What the exercise asks: Write out the material below again, unchanged.

[start of Rows]

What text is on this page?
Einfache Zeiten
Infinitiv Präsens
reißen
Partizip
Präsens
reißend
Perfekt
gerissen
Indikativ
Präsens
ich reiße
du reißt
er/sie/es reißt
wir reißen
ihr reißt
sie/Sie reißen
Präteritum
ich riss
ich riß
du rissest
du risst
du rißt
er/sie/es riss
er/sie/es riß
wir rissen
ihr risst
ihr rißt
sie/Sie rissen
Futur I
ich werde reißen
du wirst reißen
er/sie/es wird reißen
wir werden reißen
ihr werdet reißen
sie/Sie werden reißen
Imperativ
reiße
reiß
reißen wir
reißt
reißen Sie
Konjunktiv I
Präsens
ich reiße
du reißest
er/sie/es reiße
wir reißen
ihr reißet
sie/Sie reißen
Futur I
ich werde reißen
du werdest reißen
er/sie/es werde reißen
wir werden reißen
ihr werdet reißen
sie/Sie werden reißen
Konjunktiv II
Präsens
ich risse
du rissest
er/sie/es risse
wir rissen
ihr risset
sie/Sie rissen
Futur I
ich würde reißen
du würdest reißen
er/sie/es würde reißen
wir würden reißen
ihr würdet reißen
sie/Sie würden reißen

[end of Rows]

Written response:
What text is on this page?
Einfache Zeiten
Infinitiv Präsens
reißen
Partizip
Präsens
reißend
Perfekt
gerissen
Indikativ
Präsens
ich reiße
du reißt
er/sie/es reißt
wir reißen
ihr reißt
sie/Sie reißen
Präteritum
ich riss
ich riß
du rissest
du risst
du rißt
er/sie/es riss
er/sie/es riß
wir rissen
ihr risst
ihr rißt
sie/Sie rissen
Futur I
ich werde reißen
du wirst reißen
er/sie/es wird reißen
wir werden reißen
ihr werdet reißen
sie/Sie werden reißen
Imperativ
reiße
reiß
reißen wir
reißt
reißen Sie
Konjunktiv I
Präsens
ich reiße
du reißest
er/sie/es reiße
wir reißen
ihr reißet
sie/Sie reißen
Futur I
ich werde reißen
du werdest reißen
er/sie/es werde reißen
wir werden reißen
ihr werdet reißen
sie/Sie werden reißen
Konjunktiv II
Präsens
ich risse
du rissest
er/sie/es risse
wir rissen
ihr risset
sie/Sie rissen
Futur I
ich würde reißen
du würdest reißen
er/sie/es würde reißen
wir würden reißen
ihr würdet reißen
sie/Sie würden reißen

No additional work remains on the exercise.